[begin Extracted information]
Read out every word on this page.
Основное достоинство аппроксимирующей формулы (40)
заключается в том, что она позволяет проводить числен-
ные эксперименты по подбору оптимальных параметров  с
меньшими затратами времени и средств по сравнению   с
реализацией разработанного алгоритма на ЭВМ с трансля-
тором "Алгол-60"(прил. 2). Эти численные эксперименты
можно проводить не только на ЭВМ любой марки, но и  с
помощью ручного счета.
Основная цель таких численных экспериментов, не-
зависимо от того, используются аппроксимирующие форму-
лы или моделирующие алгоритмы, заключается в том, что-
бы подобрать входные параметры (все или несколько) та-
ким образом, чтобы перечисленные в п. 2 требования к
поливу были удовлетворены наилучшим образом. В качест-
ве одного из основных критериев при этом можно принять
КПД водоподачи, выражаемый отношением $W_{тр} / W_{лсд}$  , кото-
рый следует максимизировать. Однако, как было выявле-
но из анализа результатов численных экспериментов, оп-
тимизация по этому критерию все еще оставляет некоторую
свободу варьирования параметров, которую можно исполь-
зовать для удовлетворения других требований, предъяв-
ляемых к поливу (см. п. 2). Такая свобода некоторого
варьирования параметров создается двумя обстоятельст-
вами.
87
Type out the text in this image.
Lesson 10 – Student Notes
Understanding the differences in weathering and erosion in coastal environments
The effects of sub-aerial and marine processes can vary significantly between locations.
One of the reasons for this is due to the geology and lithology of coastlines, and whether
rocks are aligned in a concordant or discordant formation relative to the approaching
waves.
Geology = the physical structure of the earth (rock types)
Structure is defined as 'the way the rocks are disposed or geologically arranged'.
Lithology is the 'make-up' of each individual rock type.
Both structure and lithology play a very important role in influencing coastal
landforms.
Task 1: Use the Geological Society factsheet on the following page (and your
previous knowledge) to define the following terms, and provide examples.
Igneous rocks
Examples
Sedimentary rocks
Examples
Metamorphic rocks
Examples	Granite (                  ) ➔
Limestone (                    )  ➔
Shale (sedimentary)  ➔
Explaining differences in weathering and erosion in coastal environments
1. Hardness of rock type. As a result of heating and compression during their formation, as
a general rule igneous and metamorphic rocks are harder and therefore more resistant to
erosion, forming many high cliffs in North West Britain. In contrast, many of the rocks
[end Extracted information]
Reproduce all the data word for word.

Reply to the task —
Read out every word on this page.
Основное достоинство аппроксимирующей формулы (40)
заключается в том, что она позволяет проводить числен-
ные эксперименты по подбору оптимальных параметров  с
меньшими затратами времени и средств по сравнению   с
реализацией разработанного алгоритма на ЭВМ с трансля-
тором "Алгол-60"(прил. 2). Эти численные эксперименты
можно проводить не только на ЭВМ любой марки, но и  с
помощью ручного счета.
Основная цель таких численных экспериментов, не-
зависимо от того, используются аппроксимирующие форму-
лы или моделирующие алгоритмы, заключается в том, что-
бы подобрать входные параметры (все или несколько) та-
ким образом, чтобы перечисленные в п. 2 требования к
поливу были удовлетворены наилучшим образом. В качест-
ве одного из основных критериев при этом можно принять
КПД водоподачи, выражаемый отношением $W_{тр} / W_{лсд}$  , кото-
рый следует максимизировать. Однако, как было выявле-
но из анализа результатов численных экспериментов, оп-
тимизация по этому критерию все еще оставляет некоторую
свободу варьирования параметров, которую можно исполь-
зовать для удовлетворения других требований, предъяв-
ляемых к поливу (см. п. 2). Такая свобода некоторого
варьирования параметров создается двумя обстоятельст-
вами.
87
Type out the text in this image.
Lesson 10 – Student Notes
Understanding the differences in weathering and erosion in coastal environments
The effects of sub-aerial and marine processes can vary significantly between locations.
One of the reasons for this is due to the geology and lithology of coastlines, and whether
rocks are aligned in a concordant or discordant formation relative to the approaching
waves.
Geology = the physical structure of the earth (rock types)
Structure is defined as 'the way the rocks are disposed or geologically arranged'.
Lithology is the 'make-up' of each individual rock type.
Both structure and lithology play a very important role in influencing coastal
landforms.
Task 1: Use the Geological Society factsheet on the following page (and your
previous knowledge) to define the following terms, and provide examples.
Igneous rocks
Examples
Sedimentary rocks
Examples
Metamorphic rocks
Examples	Granite (                  ) ➔
Limestone (                    )  ➔
Shale (sedimentary)  ➔
Explaining differences in weathering and erosion in coastal environments
1. Hardness of rock type. As a result of heating and compression during their formation, as
a general rule igneous and metamorphic rocks are harder and therefore more resistant to
erosion, forming many high cliffs in North West Britain. In contrast, many of the rocks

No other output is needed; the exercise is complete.